La croce, scandalo e inciampo di pace

È mercoledì 11 marzo quando, in una fredda e ventosa giornata di un inverno che stenta a cedere il passo alla primavera, un serpentone di oltre cento macchine invade pacificamente le panchine transitabili del molo di Porto Empedocle; i pescatori presenti, presi dai loro mestieri, arrestano i lavori, e sorpresi, come del resto gli altri marittimi loro compagni, mirano lo sguardo verso le serene famiglie che, occupando gli abitacoli delle autovetture, hanno invaso i loro spazi; attoniti si chiedono dove vogliano andare, ci mettono poco a capire che la strana processione punta verso la panchina d’attracco della motonave che viene da Lampedusa.

**Voci di dati:**

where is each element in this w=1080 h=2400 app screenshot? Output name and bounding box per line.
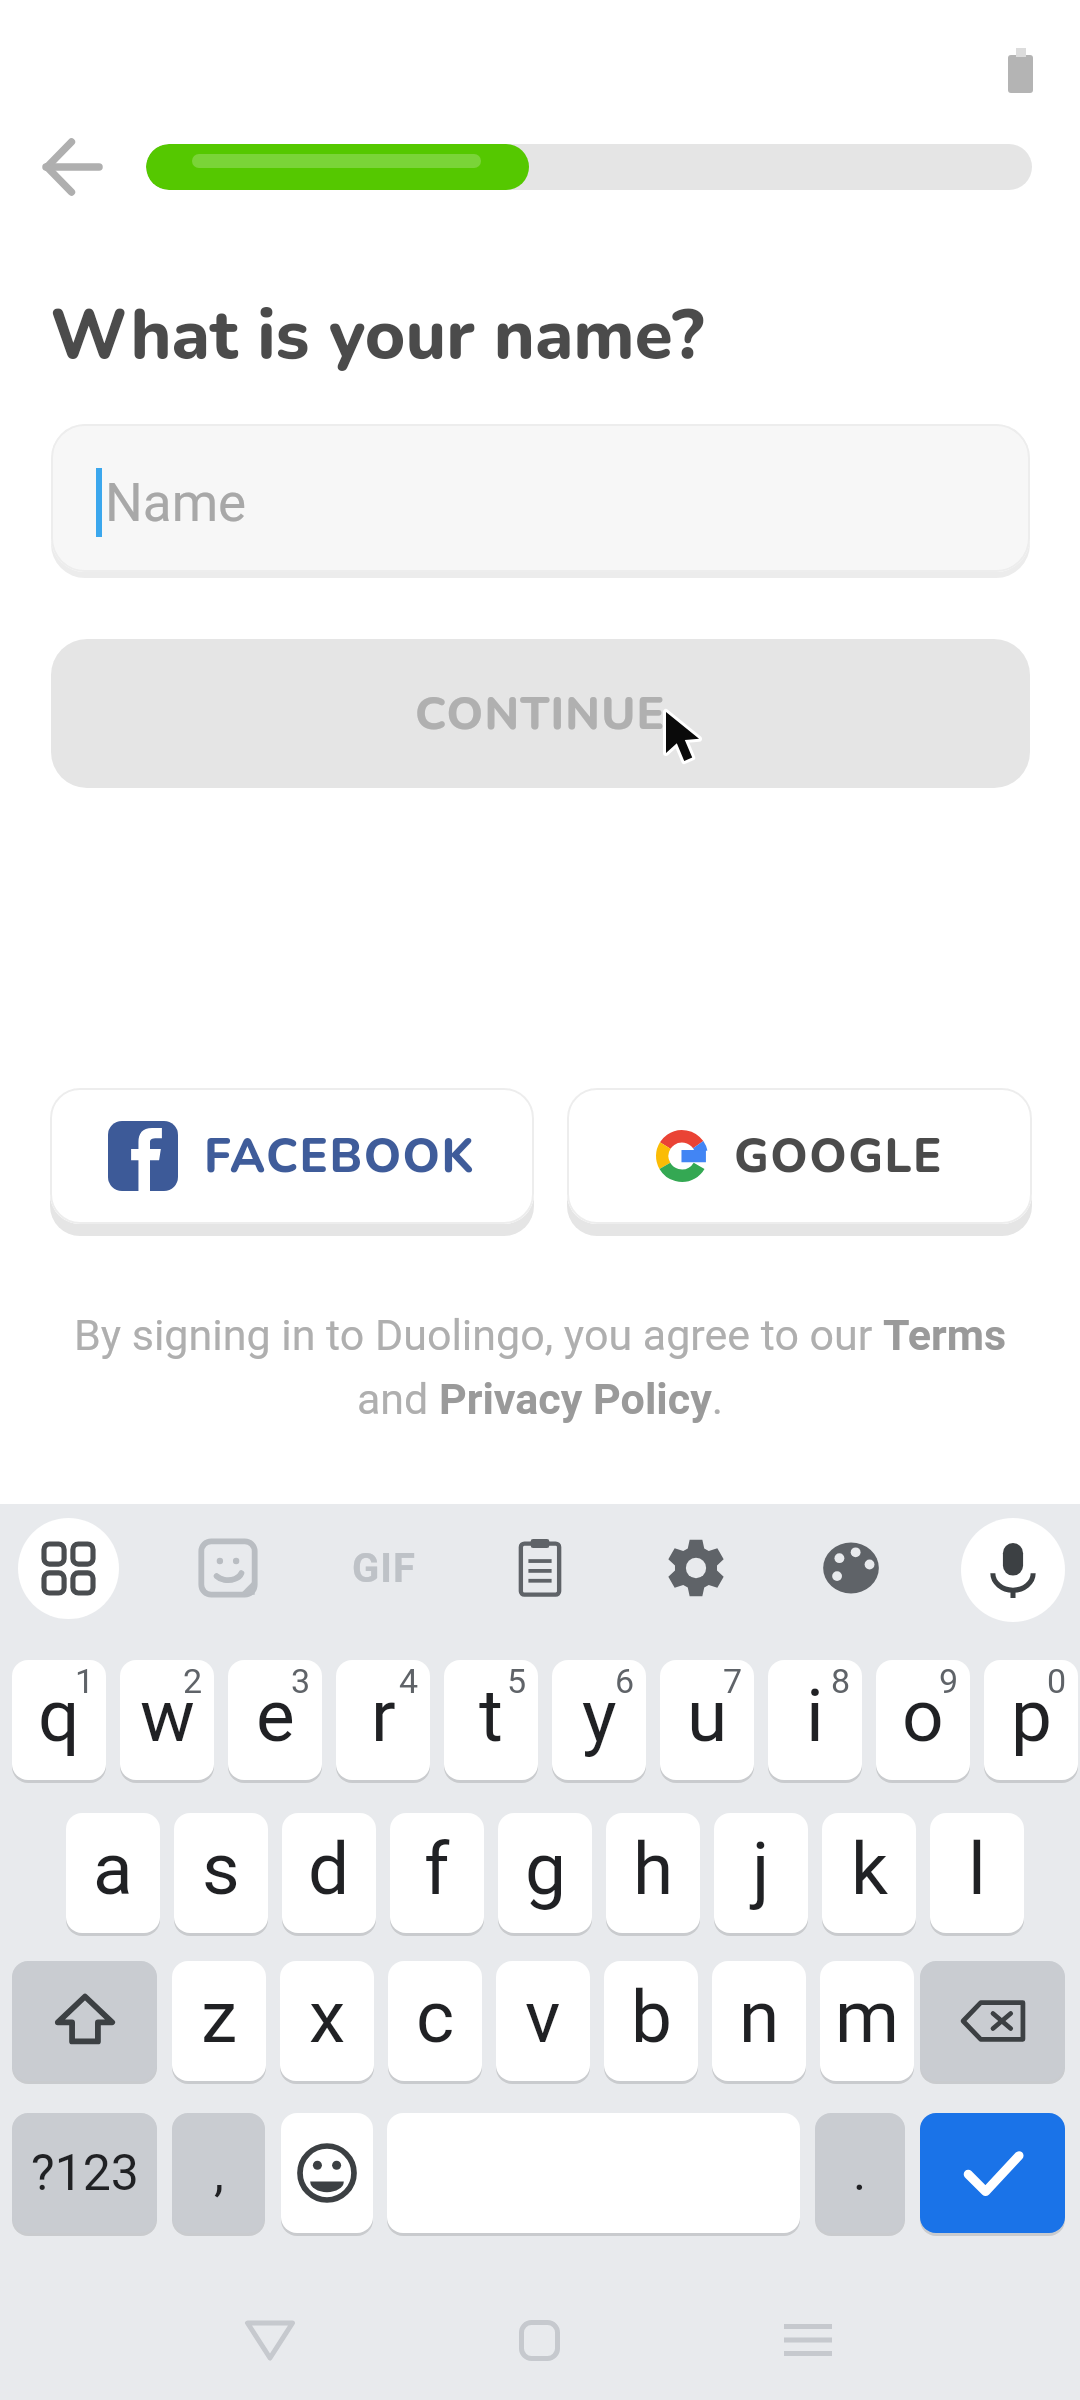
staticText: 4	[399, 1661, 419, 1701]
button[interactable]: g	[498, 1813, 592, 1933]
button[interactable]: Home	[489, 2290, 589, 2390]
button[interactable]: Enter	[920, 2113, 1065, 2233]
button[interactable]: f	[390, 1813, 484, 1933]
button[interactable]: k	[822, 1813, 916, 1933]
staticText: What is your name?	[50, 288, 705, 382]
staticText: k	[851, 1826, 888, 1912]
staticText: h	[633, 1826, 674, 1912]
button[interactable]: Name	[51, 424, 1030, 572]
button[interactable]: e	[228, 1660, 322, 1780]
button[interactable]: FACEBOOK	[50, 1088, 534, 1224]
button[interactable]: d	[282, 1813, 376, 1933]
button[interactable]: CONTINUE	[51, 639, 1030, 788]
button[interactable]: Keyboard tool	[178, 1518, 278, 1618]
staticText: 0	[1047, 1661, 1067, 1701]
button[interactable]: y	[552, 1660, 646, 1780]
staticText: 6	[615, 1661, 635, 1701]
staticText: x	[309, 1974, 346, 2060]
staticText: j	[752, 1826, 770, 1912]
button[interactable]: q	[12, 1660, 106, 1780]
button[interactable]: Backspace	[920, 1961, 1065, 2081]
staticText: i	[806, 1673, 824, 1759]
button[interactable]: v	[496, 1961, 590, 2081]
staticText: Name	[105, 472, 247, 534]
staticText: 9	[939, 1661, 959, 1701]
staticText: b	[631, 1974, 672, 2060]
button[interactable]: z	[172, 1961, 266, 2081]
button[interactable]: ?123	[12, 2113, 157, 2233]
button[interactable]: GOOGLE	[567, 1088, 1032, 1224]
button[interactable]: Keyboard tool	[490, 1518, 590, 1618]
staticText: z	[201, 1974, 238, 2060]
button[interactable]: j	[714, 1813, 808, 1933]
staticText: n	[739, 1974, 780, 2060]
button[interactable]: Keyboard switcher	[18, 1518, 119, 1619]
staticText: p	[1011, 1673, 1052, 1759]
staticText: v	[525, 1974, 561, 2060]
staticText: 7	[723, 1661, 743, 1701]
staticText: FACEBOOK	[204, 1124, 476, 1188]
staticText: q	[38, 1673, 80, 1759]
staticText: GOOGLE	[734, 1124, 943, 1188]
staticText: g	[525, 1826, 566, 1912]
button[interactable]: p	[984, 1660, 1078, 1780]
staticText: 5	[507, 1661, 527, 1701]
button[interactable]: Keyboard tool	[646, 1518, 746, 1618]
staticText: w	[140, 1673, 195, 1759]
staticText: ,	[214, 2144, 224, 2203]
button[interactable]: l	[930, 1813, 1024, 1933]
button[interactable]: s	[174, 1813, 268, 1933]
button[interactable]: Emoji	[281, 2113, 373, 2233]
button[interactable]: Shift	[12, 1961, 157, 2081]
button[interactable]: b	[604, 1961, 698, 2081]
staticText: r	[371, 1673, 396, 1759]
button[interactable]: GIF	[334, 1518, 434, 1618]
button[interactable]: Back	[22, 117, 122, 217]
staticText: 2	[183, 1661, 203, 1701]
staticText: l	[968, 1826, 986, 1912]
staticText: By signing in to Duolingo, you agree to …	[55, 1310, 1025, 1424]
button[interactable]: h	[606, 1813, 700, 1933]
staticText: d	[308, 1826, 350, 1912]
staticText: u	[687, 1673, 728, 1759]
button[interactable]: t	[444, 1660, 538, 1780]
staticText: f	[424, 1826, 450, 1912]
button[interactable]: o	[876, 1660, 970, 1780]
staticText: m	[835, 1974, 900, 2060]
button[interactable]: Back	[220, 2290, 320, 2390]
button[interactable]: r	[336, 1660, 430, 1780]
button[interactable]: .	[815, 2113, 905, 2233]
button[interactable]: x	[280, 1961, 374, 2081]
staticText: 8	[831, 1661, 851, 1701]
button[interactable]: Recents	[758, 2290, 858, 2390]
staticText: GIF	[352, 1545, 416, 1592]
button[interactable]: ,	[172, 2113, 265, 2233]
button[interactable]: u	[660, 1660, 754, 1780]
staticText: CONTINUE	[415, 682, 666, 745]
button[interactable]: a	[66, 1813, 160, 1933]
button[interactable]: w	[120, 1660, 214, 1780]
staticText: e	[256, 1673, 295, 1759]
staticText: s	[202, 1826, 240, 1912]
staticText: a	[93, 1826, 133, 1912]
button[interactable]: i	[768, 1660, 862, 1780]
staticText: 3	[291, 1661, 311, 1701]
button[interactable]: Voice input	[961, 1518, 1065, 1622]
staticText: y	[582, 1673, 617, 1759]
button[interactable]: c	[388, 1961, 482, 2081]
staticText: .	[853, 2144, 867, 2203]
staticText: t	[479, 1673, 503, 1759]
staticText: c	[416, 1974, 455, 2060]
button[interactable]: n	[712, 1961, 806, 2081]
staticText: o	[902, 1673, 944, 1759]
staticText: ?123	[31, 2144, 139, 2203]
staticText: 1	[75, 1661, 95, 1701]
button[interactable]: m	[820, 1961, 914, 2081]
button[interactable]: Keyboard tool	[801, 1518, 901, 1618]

**Consegna:** Modifica il brano fornito riportandone la parte che comincia con le parole "La croce, scandalo" e si chiude dopo "viene da Lampedusa.", con "corteo" al posto di "serpentone".

**Risultato:**
La croce, scandalo e inciampo di pace

È mercoledì 11 marzo quando, in una fredda e ventosa giornata di un inverno che stenta a cedere il passo alla primavera, un corteo di oltre cento macchine invade pacificamente le panchine transitabili del molo di Porto Empedocle; i pescatori presenti, presi dai loro mestieri, arrestano i lavori, e sorpresi, come del resto gli altri marittimi loro compagni, mirano lo sguardo verso le serene famiglie che, occupando gli abitacoli delle autovetture, hanno invaso i loro spazi; attoniti si chiedono dove vogliano andare, ci mettono poco a capire che la strana processione punta verso la panchina d’attracco della motonave che viene da Lampedusa.